» **Material**:
▼
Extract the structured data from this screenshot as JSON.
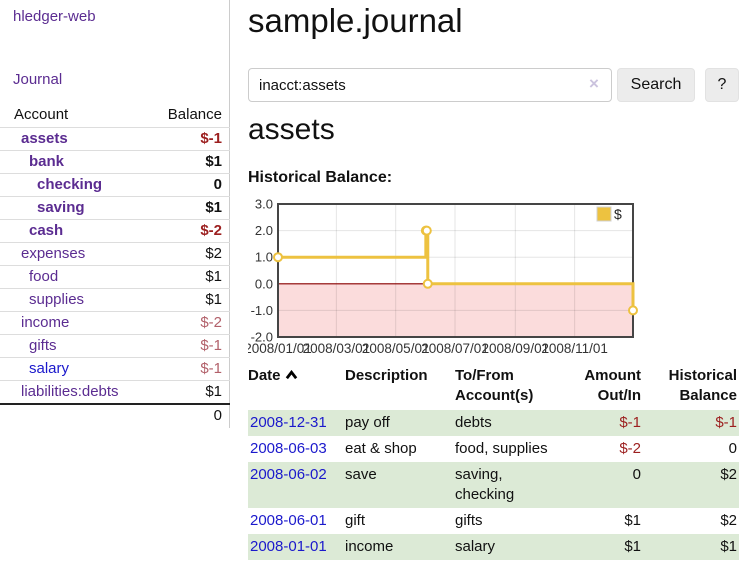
{
  "colors": {
    "purple_link": "#5b2c91",
    "blue_link": "#1b19cc",
    "negative": "#9c1f1f",
    "negative_muted": "#b2606a",
    "row_stripe_green": "#dcead6",
    "chart_line_gold": "#edc240",
    "chart_negative_fill": "#fbdcdc",
    "chart_zero_line": "#8b0000"
  },
  "sidebar": {
    "brand": "hledger-web",
    "nav_journal": "Journal",
    "accounts_table": {
      "columns": [
        "Account",
        "Balance"
      ],
      "rows": [
        {
          "account": "assets",
          "balance": "$-1",
          "depth": 1,
          "bold": true,
          "balance_tone": "negative",
          "link_tone": "purple"
        },
        {
          "account": "bank",
          "balance": "$1",
          "depth": 2,
          "bold": true,
          "balance_tone": "normal",
          "link_tone": "purple"
        },
        {
          "account": "checking",
          "balance": "0",
          "depth": 3,
          "bold": true,
          "balance_tone": "normal",
          "link_tone": "purple"
        },
        {
          "account": "saving",
          "balance": "$1",
          "depth": 3,
          "bold": true,
          "balance_tone": "normal",
          "link_tone": "purple"
        },
        {
          "account": "cash",
          "balance": "$-2",
          "depth": 2,
          "bold": true,
          "balance_tone": "negative",
          "link_tone": "purple"
        },
        {
          "account": "expenses",
          "balance": "$2",
          "depth": 1,
          "bold": false,
          "balance_tone": "normal",
          "link_tone": "purple"
        },
        {
          "account": "food",
          "balance": "$1",
          "depth": 2,
          "bold": false,
          "balance_tone": "normal",
          "link_tone": "purple"
        },
        {
          "account": "supplies",
          "balance": "$1",
          "depth": 2,
          "bold": false,
          "balance_tone": "normal",
          "link_tone": "purple"
        },
        {
          "account": "income",
          "balance": "$-2",
          "depth": 1,
          "bold": false,
          "balance_tone": "negative_muted",
          "link_tone": "purple"
        },
        {
          "account": "gifts",
          "balance": "$-1",
          "depth": 2,
          "bold": false,
          "balance_tone": "negative_muted",
          "link_tone": "purple"
        },
        {
          "account": "salary",
          "balance": "$-1",
          "depth": 2,
          "bold": false,
          "balance_tone": "negative_muted",
          "link_tone": "blue"
        },
        {
          "account": "liabilities:debts",
          "balance": "$1",
          "depth": 1,
          "bold": false,
          "balance_tone": "normal",
          "link_tone": "purple"
        }
      ],
      "total": "0"
    }
  },
  "main": {
    "page_title": "sample.journal",
    "search": {
      "value": "inacct:assets",
      "clear_icon": "×",
      "button_label": "Search",
      "help_label": "?"
    },
    "account_heading": "assets",
    "chart_heading": "Historical Balance:"
  },
  "chart_data": {
    "type": "line",
    "step": true,
    "title": "Historical Balance",
    "series": [
      {
        "name": "$",
        "color": "#edc240",
        "points": [
          [
            "2008-01-01",
            1
          ],
          [
            "2008-06-01",
            2
          ],
          [
            "2008-06-02",
            2
          ],
          [
            "2008-06-03",
            0
          ],
          [
            "2008-12-31",
            -1
          ]
        ]
      }
    ],
    "x_tick_labels": [
      "2008/01/01",
      "2008/03/01",
      "2008/05/01",
      "2008/07/01",
      "2008/09/01",
      "2008/11/01"
    ],
    "y_tick_labels": [
      "3.0",
      "2.0",
      "1.0",
      "0.0",
      "-1.0",
      "-2.0"
    ],
    "xlim": [
      "2008-01-01",
      "2008-12-31"
    ],
    "ylim": [
      -2,
      3
    ],
    "grid": true,
    "legend": {
      "label": "$",
      "position": "top-right"
    },
    "negative_region_shaded": true
  },
  "register": {
    "headers": {
      "date": "Date",
      "description": "Description",
      "accounts": "To/From Account(s)",
      "amount": "Amount Out/In",
      "balance": "Historical Balance"
    },
    "sort_icon": "chevron-up",
    "rows": [
      {
        "date": "2008-12-31",
        "description": "pay off",
        "accounts": "debts",
        "amount": "$-1",
        "balance": "$-1",
        "amount_tone": "negative",
        "balance_tone": "negative",
        "shaded": true
      },
      {
        "date": "2008-06-03",
        "description": "eat & shop",
        "accounts": "food, supplies",
        "amount": "$-2",
        "balance": "0",
        "amount_tone": "negative",
        "balance_tone": "normal",
        "shaded": false
      },
      {
        "date": "2008-06-02",
        "description": "save",
        "accounts": "saving, checking",
        "amount": "0",
        "balance": "$2",
        "amount_tone": "normal",
        "balance_tone": "normal",
        "shaded": true
      },
      {
        "date": "2008-06-01",
        "description": "gift",
        "accounts": "gifts",
        "amount": "$1",
        "balance": "$2",
        "amount_tone": "normal",
        "balance_tone": "normal",
        "shaded": false
      },
      {
        "date": "2008-01-01",
        "description": "income",
        "accounts": "salary",
        "amount": "$1",
        "balance": "$1",
        "amount_tone": "normal",
        "balance_tone": "normal",
        "shaded": true
      }
    ]
  }
}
▲
» **To be done**:
Find the string "Historical" in the entries above and return each line that holds it.

» **Output of the task**:
    "chart_heading": "Historical Balance:"
    "title": "Historical Balance",
      "balance": "Historical Balance"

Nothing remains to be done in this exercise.